[Source data]
= = = = = = =

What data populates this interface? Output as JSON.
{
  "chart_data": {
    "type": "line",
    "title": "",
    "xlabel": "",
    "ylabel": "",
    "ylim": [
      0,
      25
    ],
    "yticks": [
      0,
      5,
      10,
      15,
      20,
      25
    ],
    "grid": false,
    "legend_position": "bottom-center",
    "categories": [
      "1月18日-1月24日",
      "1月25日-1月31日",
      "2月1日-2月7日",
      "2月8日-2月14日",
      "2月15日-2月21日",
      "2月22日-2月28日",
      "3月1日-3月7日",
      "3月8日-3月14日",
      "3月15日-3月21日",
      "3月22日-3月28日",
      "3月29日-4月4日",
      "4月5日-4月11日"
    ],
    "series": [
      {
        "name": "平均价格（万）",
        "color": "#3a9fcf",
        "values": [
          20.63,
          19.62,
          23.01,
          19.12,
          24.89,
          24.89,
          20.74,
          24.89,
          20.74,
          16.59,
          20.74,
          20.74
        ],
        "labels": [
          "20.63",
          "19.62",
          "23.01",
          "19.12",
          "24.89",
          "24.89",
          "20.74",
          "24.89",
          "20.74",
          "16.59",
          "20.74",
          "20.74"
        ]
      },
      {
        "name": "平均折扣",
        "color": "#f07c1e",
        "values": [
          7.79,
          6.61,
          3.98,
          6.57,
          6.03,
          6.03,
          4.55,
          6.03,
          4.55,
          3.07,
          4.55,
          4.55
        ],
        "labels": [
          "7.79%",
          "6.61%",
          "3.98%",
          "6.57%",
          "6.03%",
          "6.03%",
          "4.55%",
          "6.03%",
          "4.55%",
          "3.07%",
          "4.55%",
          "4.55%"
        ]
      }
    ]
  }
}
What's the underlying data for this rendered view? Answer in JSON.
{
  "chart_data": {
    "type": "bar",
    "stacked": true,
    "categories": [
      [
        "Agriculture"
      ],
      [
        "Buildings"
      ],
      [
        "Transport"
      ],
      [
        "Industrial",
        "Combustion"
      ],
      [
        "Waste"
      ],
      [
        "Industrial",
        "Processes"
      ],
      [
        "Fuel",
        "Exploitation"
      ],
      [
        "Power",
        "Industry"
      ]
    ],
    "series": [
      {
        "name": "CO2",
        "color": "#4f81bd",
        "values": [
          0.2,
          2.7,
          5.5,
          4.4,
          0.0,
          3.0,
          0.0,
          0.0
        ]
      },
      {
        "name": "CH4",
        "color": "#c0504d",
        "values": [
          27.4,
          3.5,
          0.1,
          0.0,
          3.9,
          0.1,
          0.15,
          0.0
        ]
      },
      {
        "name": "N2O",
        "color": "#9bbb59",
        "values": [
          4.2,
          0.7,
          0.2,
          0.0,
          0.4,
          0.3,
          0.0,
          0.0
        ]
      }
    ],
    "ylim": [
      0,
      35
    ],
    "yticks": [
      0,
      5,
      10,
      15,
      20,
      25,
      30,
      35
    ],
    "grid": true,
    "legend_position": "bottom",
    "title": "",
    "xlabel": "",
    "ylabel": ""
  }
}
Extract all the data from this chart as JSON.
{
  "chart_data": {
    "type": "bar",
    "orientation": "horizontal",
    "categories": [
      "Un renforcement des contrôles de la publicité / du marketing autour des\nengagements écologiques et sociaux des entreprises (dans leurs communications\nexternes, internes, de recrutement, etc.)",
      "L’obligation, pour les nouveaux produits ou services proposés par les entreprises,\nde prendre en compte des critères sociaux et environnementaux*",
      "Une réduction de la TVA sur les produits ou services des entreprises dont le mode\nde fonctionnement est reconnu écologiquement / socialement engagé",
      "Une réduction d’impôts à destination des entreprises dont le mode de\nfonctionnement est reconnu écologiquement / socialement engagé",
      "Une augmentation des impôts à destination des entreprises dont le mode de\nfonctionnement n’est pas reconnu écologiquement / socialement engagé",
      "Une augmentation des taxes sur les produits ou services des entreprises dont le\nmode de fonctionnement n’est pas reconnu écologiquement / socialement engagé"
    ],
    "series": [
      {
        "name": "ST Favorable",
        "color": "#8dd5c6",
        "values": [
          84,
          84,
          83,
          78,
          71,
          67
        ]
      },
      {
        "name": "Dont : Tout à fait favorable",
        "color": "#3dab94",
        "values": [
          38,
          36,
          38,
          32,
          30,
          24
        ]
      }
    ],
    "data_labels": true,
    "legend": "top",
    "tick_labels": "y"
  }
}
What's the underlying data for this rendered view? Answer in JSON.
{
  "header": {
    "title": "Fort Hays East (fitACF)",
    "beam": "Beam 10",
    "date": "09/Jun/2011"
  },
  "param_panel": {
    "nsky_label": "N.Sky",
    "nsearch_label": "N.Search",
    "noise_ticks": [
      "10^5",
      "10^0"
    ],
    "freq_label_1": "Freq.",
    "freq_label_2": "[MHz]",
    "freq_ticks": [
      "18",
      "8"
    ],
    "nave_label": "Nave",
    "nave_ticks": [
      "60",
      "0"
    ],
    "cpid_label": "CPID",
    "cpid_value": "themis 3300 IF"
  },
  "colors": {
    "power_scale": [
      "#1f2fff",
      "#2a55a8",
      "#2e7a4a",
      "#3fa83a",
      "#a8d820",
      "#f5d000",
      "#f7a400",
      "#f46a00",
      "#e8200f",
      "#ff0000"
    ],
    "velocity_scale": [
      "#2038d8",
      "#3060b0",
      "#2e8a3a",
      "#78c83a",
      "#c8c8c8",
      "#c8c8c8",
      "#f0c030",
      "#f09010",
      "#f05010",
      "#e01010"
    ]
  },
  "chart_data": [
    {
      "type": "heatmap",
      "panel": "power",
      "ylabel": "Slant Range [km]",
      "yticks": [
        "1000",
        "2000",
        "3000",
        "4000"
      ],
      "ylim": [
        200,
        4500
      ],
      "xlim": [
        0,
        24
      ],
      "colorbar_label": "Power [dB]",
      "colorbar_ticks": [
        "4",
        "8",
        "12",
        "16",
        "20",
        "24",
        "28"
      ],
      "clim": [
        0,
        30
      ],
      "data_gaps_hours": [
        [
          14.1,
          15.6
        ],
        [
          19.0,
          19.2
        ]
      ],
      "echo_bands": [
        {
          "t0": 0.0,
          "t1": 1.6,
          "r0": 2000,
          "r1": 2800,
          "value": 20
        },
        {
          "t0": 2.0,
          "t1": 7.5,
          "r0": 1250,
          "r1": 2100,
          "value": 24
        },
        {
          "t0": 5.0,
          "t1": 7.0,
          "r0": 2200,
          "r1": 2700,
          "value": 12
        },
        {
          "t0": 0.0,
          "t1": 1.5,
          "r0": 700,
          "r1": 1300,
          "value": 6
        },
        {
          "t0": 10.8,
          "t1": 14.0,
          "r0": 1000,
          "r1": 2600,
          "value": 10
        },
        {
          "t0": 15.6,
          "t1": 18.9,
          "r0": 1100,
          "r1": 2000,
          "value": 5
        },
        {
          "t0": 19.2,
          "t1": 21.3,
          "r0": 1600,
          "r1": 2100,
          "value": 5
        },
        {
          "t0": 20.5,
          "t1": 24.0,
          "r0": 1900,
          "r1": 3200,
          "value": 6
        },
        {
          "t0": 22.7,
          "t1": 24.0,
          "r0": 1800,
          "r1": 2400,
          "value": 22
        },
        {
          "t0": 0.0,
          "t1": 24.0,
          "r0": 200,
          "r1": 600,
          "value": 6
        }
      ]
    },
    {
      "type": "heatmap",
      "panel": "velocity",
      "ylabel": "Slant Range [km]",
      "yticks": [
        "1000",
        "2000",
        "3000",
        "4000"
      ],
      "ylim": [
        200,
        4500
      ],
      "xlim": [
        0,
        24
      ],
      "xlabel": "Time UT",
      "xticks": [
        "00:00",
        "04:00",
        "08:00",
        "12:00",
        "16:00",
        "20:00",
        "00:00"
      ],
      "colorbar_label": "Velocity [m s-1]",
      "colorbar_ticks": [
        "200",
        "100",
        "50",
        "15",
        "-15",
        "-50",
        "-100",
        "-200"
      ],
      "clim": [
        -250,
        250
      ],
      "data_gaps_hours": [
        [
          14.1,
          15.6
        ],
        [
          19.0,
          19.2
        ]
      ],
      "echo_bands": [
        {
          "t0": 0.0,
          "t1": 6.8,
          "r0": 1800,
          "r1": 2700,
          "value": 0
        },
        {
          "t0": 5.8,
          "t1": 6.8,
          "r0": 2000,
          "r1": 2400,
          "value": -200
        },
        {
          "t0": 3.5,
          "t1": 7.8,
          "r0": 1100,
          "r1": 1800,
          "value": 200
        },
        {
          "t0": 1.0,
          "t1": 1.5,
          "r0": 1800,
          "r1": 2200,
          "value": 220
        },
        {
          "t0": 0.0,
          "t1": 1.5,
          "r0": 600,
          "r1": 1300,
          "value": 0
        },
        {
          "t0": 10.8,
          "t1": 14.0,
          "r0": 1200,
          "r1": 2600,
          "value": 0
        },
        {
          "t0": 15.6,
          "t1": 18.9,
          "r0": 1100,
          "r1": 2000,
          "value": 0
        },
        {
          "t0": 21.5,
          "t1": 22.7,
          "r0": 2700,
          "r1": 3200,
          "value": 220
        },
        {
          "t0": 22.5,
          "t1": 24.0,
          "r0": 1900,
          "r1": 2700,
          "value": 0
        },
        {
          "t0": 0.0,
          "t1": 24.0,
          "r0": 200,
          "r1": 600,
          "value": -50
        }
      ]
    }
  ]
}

= = = = = = =

Direction
Copy out each line in the listing that has the word "réduction".

Answer to the problem
      "Une réduction de la TVA sur les produits ou services des entreprises dont le mode\nde fonctionnement est reconnu écologiquement / socialement engagé",
      "Une réduction d’impôts à destination des entreprises dont le mode de\nfonctionnement est reconnu écologiquement / socialement engagé",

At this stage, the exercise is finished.